Written exercise:
Put each line of the entries below into a Markdown table with the columns Row and Line, numbering the rows and skipping blank lines. Leave the pictures out.

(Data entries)
»»

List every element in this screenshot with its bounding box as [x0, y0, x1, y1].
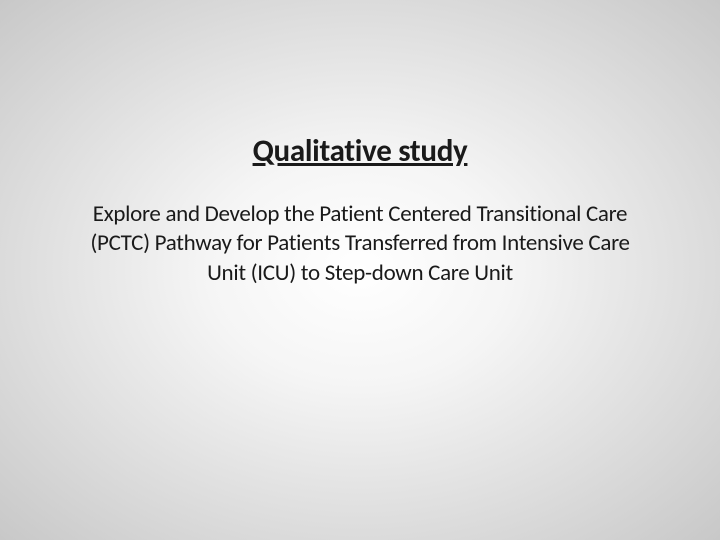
slide-container: Qualitative study Explore and Develop th…	[0, 0, 720, 540]
slide-subtitle: Explore and Develop the Patient Centered…	[65, 200, 655, 288]
slide-title: Qualitative study	[253, 132, 468, 170]
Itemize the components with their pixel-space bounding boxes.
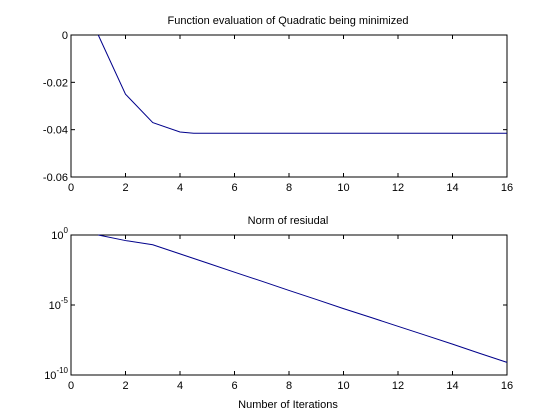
residual-norm-x-tick-label: 12 xyxy=(392,380,404,392)
residual-norm-x-tick-label: 16 xyxy=(501,380,513,392)
function-evaluation-series-line xyxy=(97,34,507,134)
function-evaluation-series xyxy=(97,34,507,134)
residual-norm-y-tick-base: 10 xyxy=(44,370,56,382)
function-evaluation-y-tick-label: 0 xyxy=(62,30,68,42)
function-evaluation-y-tick-label: -0.02 xyxy=(43,77,68,89)
function-evaluation-x-tick-label: 0 xyxy=(68,182,74,194)
function-evaluation-x-tick-label: 10 xyxy=(337,182,349,194)
residual-norm-x-tick-label: 0 xyxy=(68,380,74,392)
function-evaluation-title: Function evaluation of Quadratic being m… xyxy=(168,15,409,27)
function-evaluation-x-tick-label: 14 xyxy=(446,182,458,194)
residual-norm-y-tick-exponent: -10 xyxy=(56,366,68,375)
function-evaluation-x-tick-label: 4 xyxy=(177,182,183,194)
residual-norm-x-tick-label: 2 xyxy=(122,380,128,392)
residual-norm-x-tick-label: 6 xyxy=(231,380,237,392)
residual-norm-x-axis-label: Number of Iterations xyxy=(238,399,338,411)
residual-norm-y-tick-exponent: 0 xyxy=(64,226,69,235)
function-evaluation-x-tick-label: 6 xyxy=(231,182,237,194)
function-evaluation-y-tick-label: -0.04 xyxy=(43,125,68,137)
residual-norm-series-line xyxy=(98,234,508,363)
residual-norm-y-tick-exponent: -5 xyxy=(61,296,69,305)
function-evaluation-y-ticks: 0 -0.02 -0.04 -0.06 xyxy=(43,30,507,184)
function-evaluation-y-tick-label: -0.06 xyxy=(43,172,68,184)
residual-norm-x-ticks: 0 2 4 6 8 10 12 14 16 xyxy=(68,235,513,392)
residual-norm-plot: Norm of resiudal 0 2 4 6 8 10 12 14 16 10010-510… xyxy=(44,215,513,411)
residual-norm-x-tick-label: 10 xyxy=(337,380,349,392)
residual-norm-series xyxy=(98,234,508,363)
function-evaluation-x-tick-label: 8 xyxy=(286,182,292,194)
function-evaluation-x-tick-label: 12 xyxy=(392,182,404,194)
residual-norm-x-tick-label: 14 xyxy=(446,380,458,392)
residual-norm-y-tick-label: 10-10 xyxy=(44,366,68,382)
residual-norm-x-tick-label: 8 xyxy=(286,380,292,392)
function-evaluation-axes-box xyxy=(70,34,508,178)
residual-norm-y-tick-label: 100 xyxy=(51,226,68,242)
residual-norm-title: Norm of resiudal xyxy=(248,215,329,227)
function-evaluation-x-tick-label: 16 xyxy=(501,182,513,194)
function-evaluation-x-ticks: 0 2 4 6 8 10 12 14 16 xyxy=(68,35,513,194)
residual-norm-y-tick-label: 10-5 xyxy=(49,296,69,312)
residual-norm-y-tick-base: 10 xyxy=(51,230,63,242)
residual-norm-axes-box xyxy=(70,234,508,376)
function-evaluation-x-tick-label: 2 xyxy=(122,182,128,194)
residual-norm-x-tick-label: 4 xyxy=(177,380,183,392)
function-evaluation-plot: Function evaluation of Quadratic being m… xyxy=(43,15,513,194)
residual-norm-y-tick-base: 10 xyxy=(49,300,61,312)
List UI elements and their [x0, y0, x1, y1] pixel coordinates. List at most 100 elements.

««

The result:
| Row | Line |
|---|---|
| 1 | List every element in this screenshot with its bounding box as [x0, y0, x1, y1]. |
| 2 | slide-container: Qualitative study Explore and Develop th…	[0, 0, 720, 540] |
| 3 | slide-subtitle: Explore and Develop the Patient Centered…	[65, 200, 655, 288] |
| 4 | slide-title: Qualitative study	[253, 132, 468, 170] |
| 5 | Itemize the components with their pixel-space bounding boxes. |
| 6 | residual-norm-x-tick-label: 12 xyxy=(392,380,404,392) |
| 7 | residual-norm-x-tick-label: 16 xyxy=(501,380,513,392) |
| 8 | function-evaluation-series-line xyxy=(97,34,507,134) |
| 9 | function-evaluation-series xyxy=(97,34,507,134) |
| 10 | residual-norm-y-tick-base: 10 xyxy=(44,370,56,382) |
| 11 | function-evaluation-y-tick-label: 0 xyxy=(62,30,68,42) |
| 12 | function-evaluation-y-tick-label: -0.02 xyxy=(43,77,68,89) |
| 13 | function-evaluation-x-tick-label: 0 xyxy=(68,182,74,194) |
| 14 | function-evaluation-x-tick-label: 10 xyxy=(337,182,349,194) |
| 15 | residual-norm-x-tick-label: 0 xyxy=(68,380,74,392) |
| 16 | function-evaluation-title: Function evaluation of Quadratic being m… xyxy=(168,15,409,27) |
| 17 | function-evaluation-x-tick-label: 14 xyxy=(446,182,458,194) |
| 18 | residual-norm-y-tick-exponent: -10 xyxy=(56,366,68,375) |
| 19 | function-evaluation-x-tick-label: 4 xyxy=(177,182,183,194) |
| 20 | residual-norm-x-tick-label: 2 xyxy=(122,380,128,392) |
| 21 | residual-norm-x-tick-label: 6 xyxy=(231,380,237,392) |
| 22 | residual-norm-x-axis-label: Number of Iterations xyxy=(238,399,338,411) |
| 23 | residual-norm-y-tick-exponent: 0 xyxy=(64,226,69,235) |
| 24 | function-evaluation-x-tick-label: 6 xyxy=(231,182,237,194) |
| 25 | function-evaluation-y-tick-label: -0.04 xyxy=(43,125,68,137) |
| 26 | residual-norm-series-line xyxy=(98,234,508,363) |
| 27 | residual-norm-y-tick-exponent: -5 xyxy=(61,296,69,305) |
| 28 | function-evaluation-y-ticks: 0 -0.02 -0.04 -0.06 xyxy=(43,30,507,184) |
| 29 | function-evaluation-y-tick-label: -0.06 xyxy=(43,172,68,184) |
| 30 | residual-norm-x-ticks: 0 2 4 6 8 10 12 14 16 xyxy=(68,235,513,392) |
| 31 | residual-norm-plot: Norm of resiudal 0 2 4 6 8 10 12 14 16 10010-510… xyxy=(44,215,513,411) |
| 32 | residual-norm-x-tick-label: 10 xyxy=(337,380,349,392) |
| 33 | residual-norm-series xyxy=(98,234,508,363) |
| 34 | function-evaluation-x-tick-label: 8 xyxy=(286,182,292,194) |
| 35 | function-evaluation-x-tick-label: 12 xyxy=(392,182,404,194) |
| 36 | residual-norm-x-tick-label: 14 xyxy=(446,380,458,392) |
| 37 | residual-norm-y-tick-label: 10-10 xyxy=(44,366,68,382) |
| 38 | residual-norm-x-tick-label: 8 xyxy=(286,380,292,392) |
| 39 | function-evaluation-axes-box xyxy=(70,34,508,178) |
| 40 | residual-norm-y-tick-label: 100 xyxy=(51,226,68,242) |
| 41 | residual-norm-title: Norm of resiudal xyxy=(248,215,329,227) |
| 42 | function-evaluation-x-tick-label: 16 xyxy=(501,182,513,194) |
| 43 | function-evaluation-x-ticks: 0 2 4 6 8 10 12 14 16 xyxy=(68,35,513,194) |
| 44 | residual-norm-y-tick-label: 10-5 xyxy=(49,296,69,312) |
| 45 | residual-norm-y-tick-base: 10 xyxy=(51,230,63,242) |
| 46 | residual-norm-axes-box xyxy=(70,234,508,376) |
| 47 | function-evaluation-x-tick-label: 2 xyxy=(122,182,128,194) |
| 48 | residual-norm-x-tick-label: 4 xyxy=(177,380,183,392) |
| 49 | function-evaluation-plot: Function evaluation of Quadratic being m… xyxy=(43,15,513,194) |
| 50 | residual-norm-y-tick-base: 10 xyxy=(49,300,61,312) |
| 51 | List UI elements and their [x0, y0, x1, y1] pixel coordinates. List at most 100 elements. |